> _Records from a data source_
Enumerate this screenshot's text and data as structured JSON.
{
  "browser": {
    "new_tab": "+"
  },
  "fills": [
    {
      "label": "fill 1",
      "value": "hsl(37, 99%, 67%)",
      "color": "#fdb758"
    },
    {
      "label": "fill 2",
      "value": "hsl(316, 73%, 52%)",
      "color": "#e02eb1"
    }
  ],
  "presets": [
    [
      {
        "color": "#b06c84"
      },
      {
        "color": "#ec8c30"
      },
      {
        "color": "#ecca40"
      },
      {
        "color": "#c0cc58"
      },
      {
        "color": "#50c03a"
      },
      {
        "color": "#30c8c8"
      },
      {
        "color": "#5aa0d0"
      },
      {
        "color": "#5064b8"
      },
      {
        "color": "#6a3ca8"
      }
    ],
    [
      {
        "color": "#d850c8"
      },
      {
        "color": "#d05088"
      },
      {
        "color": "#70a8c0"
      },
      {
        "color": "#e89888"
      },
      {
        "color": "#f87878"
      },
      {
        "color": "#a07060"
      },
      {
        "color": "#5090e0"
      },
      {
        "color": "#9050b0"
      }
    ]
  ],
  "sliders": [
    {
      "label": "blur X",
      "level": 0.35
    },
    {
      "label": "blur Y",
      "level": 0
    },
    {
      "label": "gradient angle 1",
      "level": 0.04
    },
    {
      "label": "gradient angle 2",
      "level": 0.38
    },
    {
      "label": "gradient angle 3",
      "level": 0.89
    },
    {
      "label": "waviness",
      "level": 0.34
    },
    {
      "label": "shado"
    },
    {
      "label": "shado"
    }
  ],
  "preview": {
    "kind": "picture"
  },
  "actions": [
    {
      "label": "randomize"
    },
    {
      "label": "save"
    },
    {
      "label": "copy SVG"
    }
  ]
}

> _Prompt_
In the listing above, find each line with the word "angle" and copy it.

> _Task result_
      "label": "gradient angle 1",
      "label": "gradient angle 2",
      "label": "gradient angle 3",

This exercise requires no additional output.